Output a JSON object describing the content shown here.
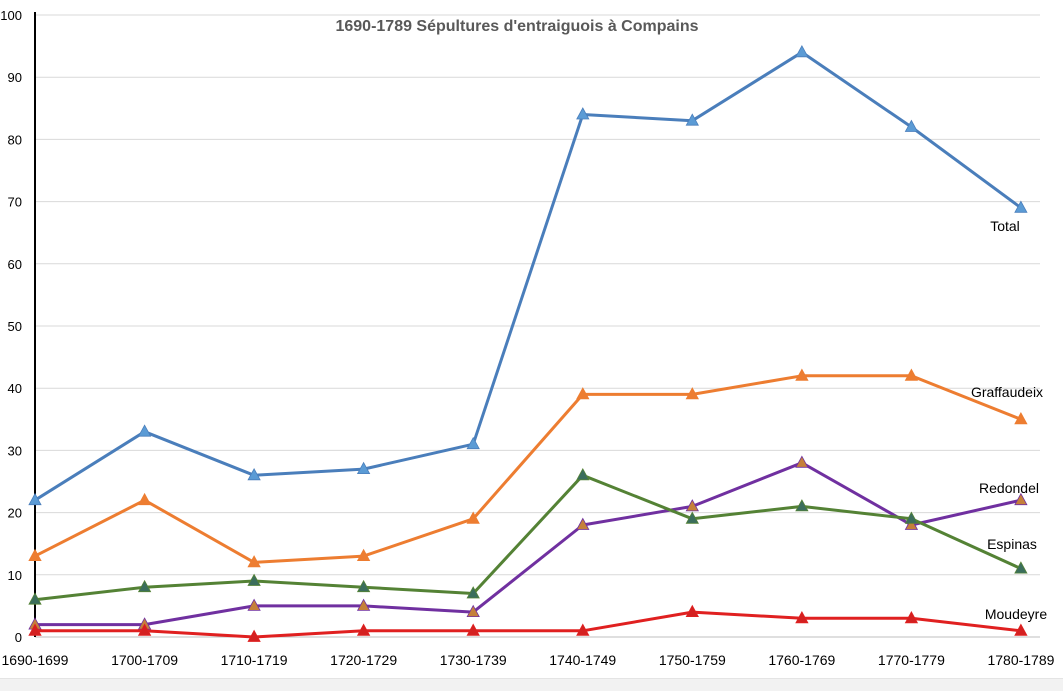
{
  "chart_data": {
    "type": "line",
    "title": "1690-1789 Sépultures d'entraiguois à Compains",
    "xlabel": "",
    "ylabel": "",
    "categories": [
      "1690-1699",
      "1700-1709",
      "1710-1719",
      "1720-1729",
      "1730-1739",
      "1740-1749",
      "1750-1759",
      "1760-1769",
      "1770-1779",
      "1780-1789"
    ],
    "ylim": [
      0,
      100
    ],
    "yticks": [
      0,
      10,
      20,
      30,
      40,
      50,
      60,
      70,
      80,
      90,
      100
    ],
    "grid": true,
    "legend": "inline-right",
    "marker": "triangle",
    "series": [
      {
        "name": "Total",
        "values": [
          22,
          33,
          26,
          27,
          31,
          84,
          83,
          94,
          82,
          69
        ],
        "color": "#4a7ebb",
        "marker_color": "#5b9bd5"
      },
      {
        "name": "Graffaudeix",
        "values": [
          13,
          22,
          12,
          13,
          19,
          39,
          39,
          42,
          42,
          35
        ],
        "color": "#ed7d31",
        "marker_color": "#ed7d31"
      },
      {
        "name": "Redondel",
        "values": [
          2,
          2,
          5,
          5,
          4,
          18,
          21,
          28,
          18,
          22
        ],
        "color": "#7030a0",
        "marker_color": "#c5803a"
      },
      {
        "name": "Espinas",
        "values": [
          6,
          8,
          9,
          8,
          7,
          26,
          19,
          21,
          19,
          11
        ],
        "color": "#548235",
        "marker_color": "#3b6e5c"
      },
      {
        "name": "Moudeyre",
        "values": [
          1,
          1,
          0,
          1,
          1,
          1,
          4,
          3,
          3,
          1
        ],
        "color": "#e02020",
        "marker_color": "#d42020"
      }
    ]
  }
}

────────────────

REQUIREMENTS
Write out every line above exactly as it is, leaving out the pictures.

THE OUTPUT
Output a JSON object describing the content shown here.
{
  "chart_data": {
    "type": "line",
    "title": "1690-1789 Sépultures d'entraiguois à Compains",
    "xlabel": "",
    "ylabel": "",
    "categories": [
      "1690-1699",
      "1700-1709",
      "1710-1719",
      "1720-1729",
      "1730-1739",
      "1740-1749",
      "1750-1759",
      "1760-1769",
      "1770-1779",
      "1780-1789"
    ],
    "ylim": [
      0,
      100
    ],
    "yticks": [
      0,
      10,
      20,
      30,
      40,
      50,
      60,
      70,
      80,
      90,
      100
    ],
    "grid": true,
    "legend": "inline-right",
    "marker": "triangle",
    "series": [
      {
        "name": "Total",
        "values": [
          22,
          33,
          26,
          27,
          31,
          84,
          83,
          94,
          82,
          69
        ],
        "color": "#4a7ebb",
        "marker_color": "#5b9bd5"
      },
      {
        "name": "Graffaudeix",
        "values": [
          13,
          22,
          12,
          13,
          19,
          39,
          39,
          42,
          42,
          35
        ],
        "color": "#ed7d31",
        "marker_color": "#ed7d31"
      },
      {
        "name": "Redondel",
        "values": [
          2,
          2,
          5,
          5,
          4,
          18,
          21,
          28,
          18,
          22
        ],
        "color": "#7030a0",
        "marker_color": "#c5803a"
      },
      {
        "name": "Espinas",
        "values": [
          6,
          8,
          9,
          8,
          7,
          26,
          19,
          21,
          19,
          11
        ],
        "color": "#548235",
        "marker_color": "#3b6e5c"
      },
      {
        "name": "Moudeyre",
        "values": [
          1,
          1,
          0,
          1,
          1,
          1,
          4,
          3,
          3,
          1
        ],
        "color": "#e02020",
        "marker_color": "#d42020"
      }
    ]
  }
}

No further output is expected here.